GIVEN REQUEST —
Repeat every record below exactly as it appears.

DATA SUPPLIED —
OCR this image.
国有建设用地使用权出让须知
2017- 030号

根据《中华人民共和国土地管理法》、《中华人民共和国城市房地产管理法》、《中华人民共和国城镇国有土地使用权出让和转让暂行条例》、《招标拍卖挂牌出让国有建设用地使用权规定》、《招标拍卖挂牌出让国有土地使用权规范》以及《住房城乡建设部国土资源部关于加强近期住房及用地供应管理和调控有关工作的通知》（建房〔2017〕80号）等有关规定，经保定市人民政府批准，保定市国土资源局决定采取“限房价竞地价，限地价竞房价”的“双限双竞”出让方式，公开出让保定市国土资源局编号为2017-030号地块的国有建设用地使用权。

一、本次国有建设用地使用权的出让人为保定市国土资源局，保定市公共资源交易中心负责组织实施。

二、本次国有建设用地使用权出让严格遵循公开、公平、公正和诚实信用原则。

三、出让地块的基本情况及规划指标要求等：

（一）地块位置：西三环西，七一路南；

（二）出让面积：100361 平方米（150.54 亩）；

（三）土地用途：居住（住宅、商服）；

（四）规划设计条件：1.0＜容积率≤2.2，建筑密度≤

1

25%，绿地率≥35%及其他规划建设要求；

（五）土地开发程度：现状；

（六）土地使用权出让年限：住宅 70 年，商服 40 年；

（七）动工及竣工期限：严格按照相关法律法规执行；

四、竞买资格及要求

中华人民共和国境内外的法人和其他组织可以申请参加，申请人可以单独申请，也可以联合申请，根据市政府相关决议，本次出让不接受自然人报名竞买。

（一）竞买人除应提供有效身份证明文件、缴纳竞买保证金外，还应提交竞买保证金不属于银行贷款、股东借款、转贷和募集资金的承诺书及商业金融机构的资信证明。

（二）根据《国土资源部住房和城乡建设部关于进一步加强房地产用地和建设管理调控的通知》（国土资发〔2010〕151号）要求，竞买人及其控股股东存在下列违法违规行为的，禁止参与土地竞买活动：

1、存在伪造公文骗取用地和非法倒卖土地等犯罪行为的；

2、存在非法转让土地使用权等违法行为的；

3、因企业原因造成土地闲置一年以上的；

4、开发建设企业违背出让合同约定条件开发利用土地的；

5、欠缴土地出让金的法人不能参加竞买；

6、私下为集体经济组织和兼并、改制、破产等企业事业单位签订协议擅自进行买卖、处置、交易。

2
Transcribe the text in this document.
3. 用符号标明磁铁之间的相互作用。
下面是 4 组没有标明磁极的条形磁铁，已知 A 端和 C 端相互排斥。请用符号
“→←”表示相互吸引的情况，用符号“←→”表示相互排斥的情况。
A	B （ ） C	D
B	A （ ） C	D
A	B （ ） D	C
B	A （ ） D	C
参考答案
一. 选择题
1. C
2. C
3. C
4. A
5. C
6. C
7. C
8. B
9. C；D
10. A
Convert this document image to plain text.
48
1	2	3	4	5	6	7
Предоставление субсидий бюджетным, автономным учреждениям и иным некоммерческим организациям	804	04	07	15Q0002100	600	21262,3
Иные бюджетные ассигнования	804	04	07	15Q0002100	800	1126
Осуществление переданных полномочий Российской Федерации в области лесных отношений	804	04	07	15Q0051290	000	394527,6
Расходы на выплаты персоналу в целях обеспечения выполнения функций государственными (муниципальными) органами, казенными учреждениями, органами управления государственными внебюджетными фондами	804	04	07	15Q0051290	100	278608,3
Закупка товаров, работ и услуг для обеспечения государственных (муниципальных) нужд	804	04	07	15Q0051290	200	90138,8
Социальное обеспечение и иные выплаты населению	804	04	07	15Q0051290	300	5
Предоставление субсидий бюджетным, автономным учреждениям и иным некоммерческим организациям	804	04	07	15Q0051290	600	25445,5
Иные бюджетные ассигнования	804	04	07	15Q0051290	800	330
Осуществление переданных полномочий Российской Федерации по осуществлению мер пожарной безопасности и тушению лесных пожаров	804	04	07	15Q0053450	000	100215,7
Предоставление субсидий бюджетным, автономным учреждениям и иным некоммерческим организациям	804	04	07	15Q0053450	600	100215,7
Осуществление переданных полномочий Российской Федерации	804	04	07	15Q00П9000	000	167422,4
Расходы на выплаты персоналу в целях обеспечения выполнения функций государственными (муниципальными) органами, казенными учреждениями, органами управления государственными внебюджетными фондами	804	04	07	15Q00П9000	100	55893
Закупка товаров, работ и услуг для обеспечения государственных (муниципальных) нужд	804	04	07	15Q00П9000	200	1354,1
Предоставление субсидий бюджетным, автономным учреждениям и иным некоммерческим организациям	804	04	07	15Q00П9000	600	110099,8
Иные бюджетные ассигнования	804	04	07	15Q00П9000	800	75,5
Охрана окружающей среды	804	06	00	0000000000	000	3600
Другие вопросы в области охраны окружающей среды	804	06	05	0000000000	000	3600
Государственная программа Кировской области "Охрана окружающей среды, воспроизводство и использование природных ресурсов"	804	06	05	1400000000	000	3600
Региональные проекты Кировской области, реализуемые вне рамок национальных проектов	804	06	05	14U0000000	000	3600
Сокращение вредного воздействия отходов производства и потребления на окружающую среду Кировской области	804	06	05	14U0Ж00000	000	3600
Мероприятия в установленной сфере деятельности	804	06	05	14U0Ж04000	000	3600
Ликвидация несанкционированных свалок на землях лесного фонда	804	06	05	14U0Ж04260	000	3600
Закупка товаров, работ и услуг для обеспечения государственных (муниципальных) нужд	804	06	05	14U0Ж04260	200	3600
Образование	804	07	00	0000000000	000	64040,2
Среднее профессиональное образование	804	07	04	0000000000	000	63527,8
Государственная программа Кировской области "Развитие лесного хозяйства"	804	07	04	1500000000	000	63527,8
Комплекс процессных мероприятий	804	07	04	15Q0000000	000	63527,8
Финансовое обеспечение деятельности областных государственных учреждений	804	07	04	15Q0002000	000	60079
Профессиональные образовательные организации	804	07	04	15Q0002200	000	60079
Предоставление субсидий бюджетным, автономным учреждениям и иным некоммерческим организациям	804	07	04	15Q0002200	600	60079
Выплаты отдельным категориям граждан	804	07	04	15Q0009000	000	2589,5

EXERCISE OUTPUT —
OCR this image.
国有建设用地使用权出让须知
2017- 030号

根据《中华人民共和国土地管理法》、《中华人民共和国城市房地产管理法》、《中华人民共和国城镇国有土地使用权出让和转让暂行条例》、《招标拍卖挂牌出让国有建设用地使用权规定》、《招标拍卖挂牌出让国有土地使用权规范》以及《住房城乡建设部国土资源部关于加强近期住房及用地供应管理和调控有关工作的通知》（建房〔2017〕80号）等有关规定，经保定市人民政府批准，保定市国土资源局决定采取“限房价竞地价，限地价竞房价”的“双限双竞”出让方式，公开出让保定市国土资源局编号为2017-030号地块的国有建设用地使用权。

一、本次国有建设用地使用权的出让人为保定市国土资源局，保定市公共资源交易中心负责组织实施。

二、本次国有建设用地使用权出让严格遵循公开、公平、公正和诚实信用原则。

三、出让地块的基本情况及规划指标要求等：

（一）地块位置：西三环西，七一路南；

（二）出让面积：100361 平方米（150.54 亩）；

（三）土地用途：居住（住宅、商服）；

（四）规划设计条件：1.0＜容积率≤2.2，建筑密度≤

1

25%，绿地率≥35%及其他规划建设要求；

（五）土地开发程度：现状；

（六）土地使用权出让年限：住宅 70 年，商服 40 年；

（七）动工及竣工期限：严格按照相关法律法规执行；

四、竞买资格及要求

中华人民共和国境内外的法人和其他组织可以申请参加，申请人可以单独申请，也可以联合申请，根据市政府相关决议，本次出让不接受自然人报名竞买。

（一）竞买人除应提供有效身份证明文件、缴纳竞买保证金外，还应提交竞买保证金不属于银行贷款、股东借款、转贷和募集资金的承诺书及商业金融机构的资信证明。

（二）根据《国土资源部住房和城乡建设部关于进一步加强房地产用地和建设管理调控的通知》（国土资发〔2010〕151号）要求，竞买人及其控股股东存在下列违法违规行为的，禁止参与土地竞买活动：

1、存在伪造公文骗取用地和非法倒卖土地等犯罪行为的；

2、存在非法转让土地使用权等违法行为的；

3、因企业原因造成土地闲置一年以上的；

4、开发建设企业违背出让合同约定条件开发利用土地的；

5、欠缴土地出让金的法人不能参加竞买；

6、私下为集体经济组织和兼并、改制、破产等企业事业单位签订协议擅自进行买卖、处置、交易。

2
Transcribe the text in this document.
3. 用符号标明磁铁之间的相互作用。
下面是 4 组没有标明磁极的条形磁铁，已知 A 端和 C 端相互排斥。请用符号
“→←”表示相互吸引的情况，用符号“←→”表示相互排斥的情况。
A	B （ ） C	D
B	A （ ） C	D
A	B （ ） D	C
B	A （ ） D	C
参考答案
一. 选择题
1. C
2. C
3. C
4. A
5. C
6. C
7. C
8. B
9. C；D
10. A
Convert this document image to plain text.
48
1	2	3	4	5	6	7
Предоставление субсидий бюджетным, автономным учреждениям и иным некоммерческим организациям	804	04	07	15Q0002100	600	21262,3
Иные бюджетные ассигнования	804	04	07	15Q0002100	800	1126
Осуществление переданных полномочий Российской Федерации в области лесных отношений	804	04	07	15Q0051290	000	394527,6
Расходы на выплаты персоналу в целях обеспечения выполнения функций государственными (муниципальными) органами, казенными учреждениями, органами управления государственными внебюджетными фондами	804	04	07	15Q0051290	100	278608,3
Закупка товаров, работ и услуг для обеспечения государственных (муниципальных) нужд	804	04	07	15Q0051290	200	90138,8
Социальное обеспечение и иные выплаты населению	804	04	07	15Q0051290	300	5
Предоставление субсидий бюджетным, автономным учреждениям и иным некоммерческим организациям	804	04	07	15Q0051290	600	25445,5
Иные бюджетные ассигнования	804	04	07	15Q0051290	800	330
Осуществление переданных полномочий Российской Федерации по осуществлению мер пожарной безопасности и тушению лесных пожаров	804	04	07	15Q0053450	000	100215,7
Предоставление субсидий бюджетным, автономным учреждениям и иным некоммерческим организациям	804	04	07	15Q0053450	600	100215,7
Осуществление переданных полномочий Российской Федерации	804	04	07	15Q00П9000	000	167422,4
Расходы на выплаты персоналу в целях обеспечения выполнения функций государственными (муниципальными) органами, казенными учреждениями, органами управления государственными внебюджетными фондами	804	04	07	15Q00П9000	100	55893
Закупка товаров, работ и услуг для обеспечения государственных (муниципальных) нужд	804	04	07	15Q00П9000	200	1354,1
Предоставление субсидий бюджетным, автономным учреждениям и иным некоммерческим организациям	804	04	07	15Q00П9000	600	110099,8
Иные бюджетные ассигнования	804	04	07	15Q00П9000	800	75,5
Охрана окружающей среды	804	06	00	0000000000	000	3600
Другие вопросы в области охраны окружающей среды	804	06	05	0000000000	000	3600
Государственная программа Кировской области "Охрана окружающей среды, воспроизводство и использование природных ресурсов"	804	06	05	1400000000	000	3600
Региональные проекты Кировской области, реализуемые вне рамок национальных проектов	804	06	05	14U0000000	000	3600
Сокращение вредного воздействия отходов производства и потребления на окружающую среду Кировской области	804	06	05	14U0Ж00000	000	3600
Мероприятия в установленной сфере деятельности	804	06	05	14U0Ж04000	000	3600
Ликвидация несанкционированных свалок на землях лесного фонда	804	06	05	14U0Ж04260	000	3600
Закупка товаров, работ и услуг для обеспечения государственных (муниципальных) нужд	804	06	05	14U0Ж04260	200	3600
Образование	804	07	00	0000000000	000	64040,2
Среднее профессиональное образование	804	07	04	0000000000	000	63527,8
Государственная программа Кировской области "Развитие лесного хозяйства"	804	07	04	1500000000	000	63527,8
Комплекс процессных мероприятий	804	07	04	15Q0000000	000	63527,8
Финансовое обеспечение деятельности областных государственных учреждений	804	07	04	15Q0002000	000	60079
Профессиональные образовательные организации	804	07	04	15Q0002200	000	60079
Предоставление субсидий бюджетным, автономным учреждениям и иным некоммерческим организациям	804	07	04	15Q0002200	600	60079
Выплаты отдельным категориям граждан	804	07	04	15Q0009000	000	2589,5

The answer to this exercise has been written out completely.